# Problem to solve
Look through the listing and locate every line containing the word "CFDs"; copy those lines.

# Provided records
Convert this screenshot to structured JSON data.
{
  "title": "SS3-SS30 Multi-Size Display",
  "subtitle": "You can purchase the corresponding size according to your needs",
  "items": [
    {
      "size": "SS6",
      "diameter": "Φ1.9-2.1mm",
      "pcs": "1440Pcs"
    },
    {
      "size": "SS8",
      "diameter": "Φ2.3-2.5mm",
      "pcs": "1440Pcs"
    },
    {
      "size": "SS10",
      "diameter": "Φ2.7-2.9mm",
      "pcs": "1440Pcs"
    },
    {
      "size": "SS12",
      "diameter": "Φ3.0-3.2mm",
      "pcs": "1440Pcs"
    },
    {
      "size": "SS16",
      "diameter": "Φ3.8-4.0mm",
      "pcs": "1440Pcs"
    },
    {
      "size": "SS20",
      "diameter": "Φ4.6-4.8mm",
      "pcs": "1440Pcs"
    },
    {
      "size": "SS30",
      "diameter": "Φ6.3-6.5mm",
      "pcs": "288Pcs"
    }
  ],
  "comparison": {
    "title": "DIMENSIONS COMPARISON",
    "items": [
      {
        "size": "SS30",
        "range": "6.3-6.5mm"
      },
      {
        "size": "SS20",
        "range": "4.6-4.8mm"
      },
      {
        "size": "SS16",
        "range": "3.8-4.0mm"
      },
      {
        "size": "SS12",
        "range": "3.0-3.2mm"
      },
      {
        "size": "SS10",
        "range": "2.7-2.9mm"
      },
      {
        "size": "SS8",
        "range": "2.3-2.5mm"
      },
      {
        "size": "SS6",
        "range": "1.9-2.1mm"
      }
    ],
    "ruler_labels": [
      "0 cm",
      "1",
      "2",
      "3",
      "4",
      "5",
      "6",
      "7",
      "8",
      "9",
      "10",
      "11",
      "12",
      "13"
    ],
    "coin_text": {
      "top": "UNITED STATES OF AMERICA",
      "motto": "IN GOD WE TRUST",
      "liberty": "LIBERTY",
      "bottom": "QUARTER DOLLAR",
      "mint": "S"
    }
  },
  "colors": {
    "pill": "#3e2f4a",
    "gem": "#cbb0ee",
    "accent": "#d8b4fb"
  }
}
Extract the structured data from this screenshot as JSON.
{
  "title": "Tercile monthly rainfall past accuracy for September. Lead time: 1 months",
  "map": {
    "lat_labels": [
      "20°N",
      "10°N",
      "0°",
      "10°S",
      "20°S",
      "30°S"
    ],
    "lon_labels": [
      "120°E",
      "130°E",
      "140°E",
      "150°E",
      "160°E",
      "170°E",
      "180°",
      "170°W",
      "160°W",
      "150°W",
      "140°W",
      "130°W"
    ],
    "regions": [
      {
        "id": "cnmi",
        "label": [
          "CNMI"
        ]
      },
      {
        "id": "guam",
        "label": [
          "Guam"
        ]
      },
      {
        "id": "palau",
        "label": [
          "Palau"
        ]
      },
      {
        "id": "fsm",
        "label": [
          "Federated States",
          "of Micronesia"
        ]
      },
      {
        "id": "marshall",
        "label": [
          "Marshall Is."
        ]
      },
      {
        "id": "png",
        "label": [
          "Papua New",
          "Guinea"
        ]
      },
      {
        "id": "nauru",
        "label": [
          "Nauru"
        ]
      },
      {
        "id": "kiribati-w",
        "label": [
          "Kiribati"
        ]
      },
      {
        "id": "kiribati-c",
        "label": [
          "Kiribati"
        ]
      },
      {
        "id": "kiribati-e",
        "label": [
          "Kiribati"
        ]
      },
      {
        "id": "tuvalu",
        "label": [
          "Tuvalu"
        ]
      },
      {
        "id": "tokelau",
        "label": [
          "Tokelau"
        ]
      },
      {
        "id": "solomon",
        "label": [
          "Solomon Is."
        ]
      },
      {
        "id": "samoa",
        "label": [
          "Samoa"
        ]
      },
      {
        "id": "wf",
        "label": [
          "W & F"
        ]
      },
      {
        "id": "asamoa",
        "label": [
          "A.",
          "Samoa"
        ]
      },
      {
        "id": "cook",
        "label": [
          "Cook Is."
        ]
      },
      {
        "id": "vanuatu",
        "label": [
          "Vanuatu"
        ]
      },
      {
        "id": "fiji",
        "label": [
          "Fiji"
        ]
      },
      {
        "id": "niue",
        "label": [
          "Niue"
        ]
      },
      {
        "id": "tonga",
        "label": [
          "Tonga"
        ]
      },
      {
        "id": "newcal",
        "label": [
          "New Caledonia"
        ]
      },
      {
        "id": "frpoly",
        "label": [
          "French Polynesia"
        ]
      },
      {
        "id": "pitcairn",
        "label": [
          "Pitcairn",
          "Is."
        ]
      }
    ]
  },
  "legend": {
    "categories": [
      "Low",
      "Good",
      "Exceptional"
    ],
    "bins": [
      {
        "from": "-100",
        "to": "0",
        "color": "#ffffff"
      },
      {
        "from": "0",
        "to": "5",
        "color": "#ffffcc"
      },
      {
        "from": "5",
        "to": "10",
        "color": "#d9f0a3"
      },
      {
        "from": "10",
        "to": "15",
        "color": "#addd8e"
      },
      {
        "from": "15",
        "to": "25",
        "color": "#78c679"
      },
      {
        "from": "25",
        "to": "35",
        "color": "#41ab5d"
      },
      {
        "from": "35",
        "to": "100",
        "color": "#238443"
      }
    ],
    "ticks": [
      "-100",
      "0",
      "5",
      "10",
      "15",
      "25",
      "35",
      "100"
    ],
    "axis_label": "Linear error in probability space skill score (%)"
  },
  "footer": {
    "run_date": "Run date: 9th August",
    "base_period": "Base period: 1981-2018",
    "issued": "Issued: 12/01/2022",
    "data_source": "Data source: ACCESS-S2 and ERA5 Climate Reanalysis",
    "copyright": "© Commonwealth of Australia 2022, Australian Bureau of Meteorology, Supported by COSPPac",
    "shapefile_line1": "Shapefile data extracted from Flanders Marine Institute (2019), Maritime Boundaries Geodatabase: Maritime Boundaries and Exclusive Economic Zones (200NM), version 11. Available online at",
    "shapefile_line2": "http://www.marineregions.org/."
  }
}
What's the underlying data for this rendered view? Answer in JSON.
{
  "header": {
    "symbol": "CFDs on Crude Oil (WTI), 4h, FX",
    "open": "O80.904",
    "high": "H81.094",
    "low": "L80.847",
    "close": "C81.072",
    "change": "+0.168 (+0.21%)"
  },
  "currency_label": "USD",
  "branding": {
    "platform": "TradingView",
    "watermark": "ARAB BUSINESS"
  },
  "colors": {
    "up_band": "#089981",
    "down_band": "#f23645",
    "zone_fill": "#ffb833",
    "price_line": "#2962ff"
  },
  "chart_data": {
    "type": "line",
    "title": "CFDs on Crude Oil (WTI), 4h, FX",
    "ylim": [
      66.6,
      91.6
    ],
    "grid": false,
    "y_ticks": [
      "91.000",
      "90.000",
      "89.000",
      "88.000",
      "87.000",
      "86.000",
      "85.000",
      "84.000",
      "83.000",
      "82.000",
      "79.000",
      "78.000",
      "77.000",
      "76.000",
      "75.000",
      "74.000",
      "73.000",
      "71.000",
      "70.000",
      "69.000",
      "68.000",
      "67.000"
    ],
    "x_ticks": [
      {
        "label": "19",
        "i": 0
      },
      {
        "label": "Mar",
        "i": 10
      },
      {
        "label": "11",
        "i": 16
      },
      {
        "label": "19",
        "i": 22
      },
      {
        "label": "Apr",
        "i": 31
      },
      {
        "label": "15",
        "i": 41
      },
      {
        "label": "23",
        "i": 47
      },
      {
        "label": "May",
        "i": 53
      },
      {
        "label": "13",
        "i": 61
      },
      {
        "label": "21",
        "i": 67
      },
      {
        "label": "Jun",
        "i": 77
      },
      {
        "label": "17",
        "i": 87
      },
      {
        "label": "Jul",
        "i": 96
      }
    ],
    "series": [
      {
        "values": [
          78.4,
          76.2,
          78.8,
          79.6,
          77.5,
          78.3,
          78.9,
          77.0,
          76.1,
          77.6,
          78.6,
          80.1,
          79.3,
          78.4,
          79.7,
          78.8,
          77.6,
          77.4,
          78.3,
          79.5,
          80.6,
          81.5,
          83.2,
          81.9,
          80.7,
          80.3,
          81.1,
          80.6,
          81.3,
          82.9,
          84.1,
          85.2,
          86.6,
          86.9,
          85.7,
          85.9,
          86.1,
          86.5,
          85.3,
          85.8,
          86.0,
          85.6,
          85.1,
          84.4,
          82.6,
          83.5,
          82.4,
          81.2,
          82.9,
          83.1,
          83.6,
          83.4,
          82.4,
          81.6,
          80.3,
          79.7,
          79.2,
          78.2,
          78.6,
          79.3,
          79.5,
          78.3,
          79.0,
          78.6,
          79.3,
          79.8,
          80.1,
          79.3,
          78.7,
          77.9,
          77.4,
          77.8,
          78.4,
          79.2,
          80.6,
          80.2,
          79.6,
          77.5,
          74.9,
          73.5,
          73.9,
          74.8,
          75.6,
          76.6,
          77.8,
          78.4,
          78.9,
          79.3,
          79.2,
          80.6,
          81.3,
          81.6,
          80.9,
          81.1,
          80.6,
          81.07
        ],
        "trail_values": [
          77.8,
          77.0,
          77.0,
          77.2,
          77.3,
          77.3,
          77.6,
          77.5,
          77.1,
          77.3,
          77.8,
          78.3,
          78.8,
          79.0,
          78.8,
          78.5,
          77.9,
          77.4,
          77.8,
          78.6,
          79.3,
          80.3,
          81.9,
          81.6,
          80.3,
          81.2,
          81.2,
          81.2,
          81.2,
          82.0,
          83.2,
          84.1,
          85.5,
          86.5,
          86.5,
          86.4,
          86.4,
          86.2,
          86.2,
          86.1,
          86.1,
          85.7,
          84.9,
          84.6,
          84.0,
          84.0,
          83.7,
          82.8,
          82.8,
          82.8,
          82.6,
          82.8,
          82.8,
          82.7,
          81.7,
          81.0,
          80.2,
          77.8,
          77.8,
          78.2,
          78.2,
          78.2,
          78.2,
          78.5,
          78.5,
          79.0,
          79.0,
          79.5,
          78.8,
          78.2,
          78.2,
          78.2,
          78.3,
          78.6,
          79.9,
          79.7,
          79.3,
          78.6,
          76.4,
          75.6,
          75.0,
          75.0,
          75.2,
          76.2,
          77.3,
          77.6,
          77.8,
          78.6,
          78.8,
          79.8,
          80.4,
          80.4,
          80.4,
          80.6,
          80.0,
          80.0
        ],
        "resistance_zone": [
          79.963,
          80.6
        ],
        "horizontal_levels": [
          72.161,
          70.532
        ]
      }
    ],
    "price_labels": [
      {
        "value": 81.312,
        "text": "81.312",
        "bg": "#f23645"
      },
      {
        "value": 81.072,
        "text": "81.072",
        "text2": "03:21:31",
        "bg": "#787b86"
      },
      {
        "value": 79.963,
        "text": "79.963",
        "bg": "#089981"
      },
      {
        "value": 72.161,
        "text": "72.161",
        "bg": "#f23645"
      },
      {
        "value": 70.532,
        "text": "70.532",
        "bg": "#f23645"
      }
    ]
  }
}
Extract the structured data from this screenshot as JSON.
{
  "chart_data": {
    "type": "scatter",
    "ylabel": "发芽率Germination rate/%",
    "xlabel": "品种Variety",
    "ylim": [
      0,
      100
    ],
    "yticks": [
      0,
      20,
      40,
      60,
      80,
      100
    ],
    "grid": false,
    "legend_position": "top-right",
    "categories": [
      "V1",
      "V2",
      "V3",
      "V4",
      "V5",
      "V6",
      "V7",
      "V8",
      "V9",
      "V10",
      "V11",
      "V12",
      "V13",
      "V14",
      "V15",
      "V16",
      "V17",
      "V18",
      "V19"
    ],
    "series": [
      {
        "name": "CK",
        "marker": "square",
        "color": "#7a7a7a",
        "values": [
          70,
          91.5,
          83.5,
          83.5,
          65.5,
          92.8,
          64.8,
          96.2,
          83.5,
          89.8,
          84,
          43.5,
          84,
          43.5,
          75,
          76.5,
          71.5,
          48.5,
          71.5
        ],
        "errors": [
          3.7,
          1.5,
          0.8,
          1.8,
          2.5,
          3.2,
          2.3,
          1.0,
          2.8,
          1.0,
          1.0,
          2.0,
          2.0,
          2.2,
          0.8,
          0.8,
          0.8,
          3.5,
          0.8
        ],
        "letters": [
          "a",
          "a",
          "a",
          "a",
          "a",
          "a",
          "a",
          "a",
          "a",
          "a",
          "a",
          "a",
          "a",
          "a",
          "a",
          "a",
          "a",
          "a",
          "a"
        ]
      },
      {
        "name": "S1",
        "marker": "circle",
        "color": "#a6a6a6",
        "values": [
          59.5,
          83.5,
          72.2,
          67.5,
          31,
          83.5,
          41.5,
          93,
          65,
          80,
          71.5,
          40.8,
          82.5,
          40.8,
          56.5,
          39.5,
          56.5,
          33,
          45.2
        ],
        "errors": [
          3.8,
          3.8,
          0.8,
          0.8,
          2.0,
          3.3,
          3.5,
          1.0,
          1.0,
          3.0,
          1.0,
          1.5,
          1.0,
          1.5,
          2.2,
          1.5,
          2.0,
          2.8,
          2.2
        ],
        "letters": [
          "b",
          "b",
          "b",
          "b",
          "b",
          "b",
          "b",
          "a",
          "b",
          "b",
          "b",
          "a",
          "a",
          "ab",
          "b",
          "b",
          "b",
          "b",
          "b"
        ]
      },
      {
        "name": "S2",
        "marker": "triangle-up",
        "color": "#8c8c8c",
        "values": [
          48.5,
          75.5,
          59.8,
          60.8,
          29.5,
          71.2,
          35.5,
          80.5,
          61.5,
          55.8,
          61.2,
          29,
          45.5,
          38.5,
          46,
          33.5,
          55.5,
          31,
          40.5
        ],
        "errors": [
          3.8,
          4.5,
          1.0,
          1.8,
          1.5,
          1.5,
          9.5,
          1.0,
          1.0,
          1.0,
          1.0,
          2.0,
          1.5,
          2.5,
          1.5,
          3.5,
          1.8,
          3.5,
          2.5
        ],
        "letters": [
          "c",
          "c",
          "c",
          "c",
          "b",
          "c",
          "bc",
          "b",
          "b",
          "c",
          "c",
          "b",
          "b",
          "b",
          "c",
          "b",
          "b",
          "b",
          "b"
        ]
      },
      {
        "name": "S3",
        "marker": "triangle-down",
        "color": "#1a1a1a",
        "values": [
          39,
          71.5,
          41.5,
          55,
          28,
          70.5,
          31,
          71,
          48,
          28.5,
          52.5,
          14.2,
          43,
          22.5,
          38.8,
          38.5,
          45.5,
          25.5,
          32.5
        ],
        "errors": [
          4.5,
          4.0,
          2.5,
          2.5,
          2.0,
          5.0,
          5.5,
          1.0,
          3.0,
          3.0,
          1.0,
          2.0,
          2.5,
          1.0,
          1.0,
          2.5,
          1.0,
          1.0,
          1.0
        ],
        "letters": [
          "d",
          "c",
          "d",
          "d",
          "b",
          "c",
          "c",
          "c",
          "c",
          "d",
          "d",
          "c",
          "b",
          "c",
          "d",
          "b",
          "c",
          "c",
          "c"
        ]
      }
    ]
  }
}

# Answer to this exercise
    "symbol": "CFDs on Crude Oil (WTI), 4h, FX",
    "title": "CFDs on Crude Oil (WTI), 4h, FX",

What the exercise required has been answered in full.